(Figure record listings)
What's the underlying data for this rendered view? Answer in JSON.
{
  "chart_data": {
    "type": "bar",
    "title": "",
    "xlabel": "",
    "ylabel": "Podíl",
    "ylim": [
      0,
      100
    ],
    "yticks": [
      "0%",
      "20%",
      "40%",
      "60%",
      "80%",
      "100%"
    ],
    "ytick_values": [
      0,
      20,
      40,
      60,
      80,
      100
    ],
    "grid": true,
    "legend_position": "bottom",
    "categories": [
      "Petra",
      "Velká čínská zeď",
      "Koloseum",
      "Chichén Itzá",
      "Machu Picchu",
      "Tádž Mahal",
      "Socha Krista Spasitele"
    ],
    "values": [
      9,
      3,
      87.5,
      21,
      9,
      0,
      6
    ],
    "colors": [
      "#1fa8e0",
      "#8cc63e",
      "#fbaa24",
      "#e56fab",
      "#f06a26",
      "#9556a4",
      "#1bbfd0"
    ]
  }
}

▸ What needs to be done
Copy out all of the lines above exactly.

▸ Task solution
What's the underlying data for this rendered view? Answer in JSON.
{
  "chart_data": {
    "type": "bar",
    "title": "",
    "xlabel": "",
    "ylabel": "Podíl",
    "ylim": [
      0,
      100
    ],
    "yticks": [
      "0%",
      "20%",
      "40%",
      "60%",
      "80%",
      "100%"
    ],
    "ytick_values": [
      0,
      20,
      40,
      60,
      80,
      100
    ],
    "grid": true,
    "legend_position": "bottom",
    "categories": [
      "Petra",
      "Velká čínská zeď",
      "Koloseum",
      "Chichén Itzá",
      "Machu Picchu",
      "Tádž Mahal",
      "Socha Krista Spasitele"
    ],
    "values": [
      9,
      3,
      87.5,
      21,
      9,
      0,
      6
    ],
    "colors": [
      "#1fa8e0",
      "#8cc63e",
      "#fbaa24",
      "#e56fab",
      "#f06a26",
      "#9556a4",
      "#1bbfd0"
    ]
  }
}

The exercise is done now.